#### The exercise:
Where a line in the listing contains the string "JSON", copy that line out.

-- begin Stored rows --

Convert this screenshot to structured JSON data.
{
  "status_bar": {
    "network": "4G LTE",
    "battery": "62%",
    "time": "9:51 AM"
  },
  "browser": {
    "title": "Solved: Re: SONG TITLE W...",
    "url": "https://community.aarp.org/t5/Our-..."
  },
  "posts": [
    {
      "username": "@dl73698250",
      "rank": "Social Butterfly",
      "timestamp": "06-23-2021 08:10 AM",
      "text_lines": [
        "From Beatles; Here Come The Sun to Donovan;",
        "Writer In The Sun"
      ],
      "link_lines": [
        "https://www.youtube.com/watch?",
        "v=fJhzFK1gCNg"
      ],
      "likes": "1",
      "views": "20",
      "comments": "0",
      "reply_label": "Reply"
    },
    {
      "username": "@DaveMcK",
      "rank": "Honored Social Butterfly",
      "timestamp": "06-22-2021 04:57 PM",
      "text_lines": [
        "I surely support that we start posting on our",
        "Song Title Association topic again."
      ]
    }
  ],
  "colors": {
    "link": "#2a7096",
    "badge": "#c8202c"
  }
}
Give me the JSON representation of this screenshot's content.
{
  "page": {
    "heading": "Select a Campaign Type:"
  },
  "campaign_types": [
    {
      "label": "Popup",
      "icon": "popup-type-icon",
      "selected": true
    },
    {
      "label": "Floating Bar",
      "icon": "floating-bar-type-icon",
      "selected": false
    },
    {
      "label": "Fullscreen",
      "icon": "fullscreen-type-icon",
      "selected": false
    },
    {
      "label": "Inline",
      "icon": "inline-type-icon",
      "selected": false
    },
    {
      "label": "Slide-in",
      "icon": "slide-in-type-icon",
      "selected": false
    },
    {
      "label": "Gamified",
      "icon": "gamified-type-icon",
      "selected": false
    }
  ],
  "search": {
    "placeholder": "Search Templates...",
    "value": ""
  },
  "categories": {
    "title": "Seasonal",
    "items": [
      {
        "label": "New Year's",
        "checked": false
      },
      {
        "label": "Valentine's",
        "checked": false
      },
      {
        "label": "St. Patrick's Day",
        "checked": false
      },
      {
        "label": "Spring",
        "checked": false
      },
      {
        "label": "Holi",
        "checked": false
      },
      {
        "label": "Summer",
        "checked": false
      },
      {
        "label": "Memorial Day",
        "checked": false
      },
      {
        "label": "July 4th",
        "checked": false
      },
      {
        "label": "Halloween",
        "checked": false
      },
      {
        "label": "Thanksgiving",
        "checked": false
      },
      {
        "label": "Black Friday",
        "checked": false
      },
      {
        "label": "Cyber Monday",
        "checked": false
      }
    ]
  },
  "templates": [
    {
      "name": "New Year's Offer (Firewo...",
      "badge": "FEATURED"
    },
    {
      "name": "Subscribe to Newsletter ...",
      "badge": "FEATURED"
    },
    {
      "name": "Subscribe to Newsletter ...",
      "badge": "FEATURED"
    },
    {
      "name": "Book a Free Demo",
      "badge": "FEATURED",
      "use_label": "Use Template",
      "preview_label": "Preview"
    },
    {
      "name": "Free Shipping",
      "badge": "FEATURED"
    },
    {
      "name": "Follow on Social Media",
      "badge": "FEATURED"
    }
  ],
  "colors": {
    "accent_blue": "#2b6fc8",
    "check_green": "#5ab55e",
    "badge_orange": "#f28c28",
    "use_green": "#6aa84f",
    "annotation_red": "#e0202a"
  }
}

-- end Stored rows --

#### Output:
Convert this screenshot to structured JSON data.
Give me the JSON representation of this screenshot's content.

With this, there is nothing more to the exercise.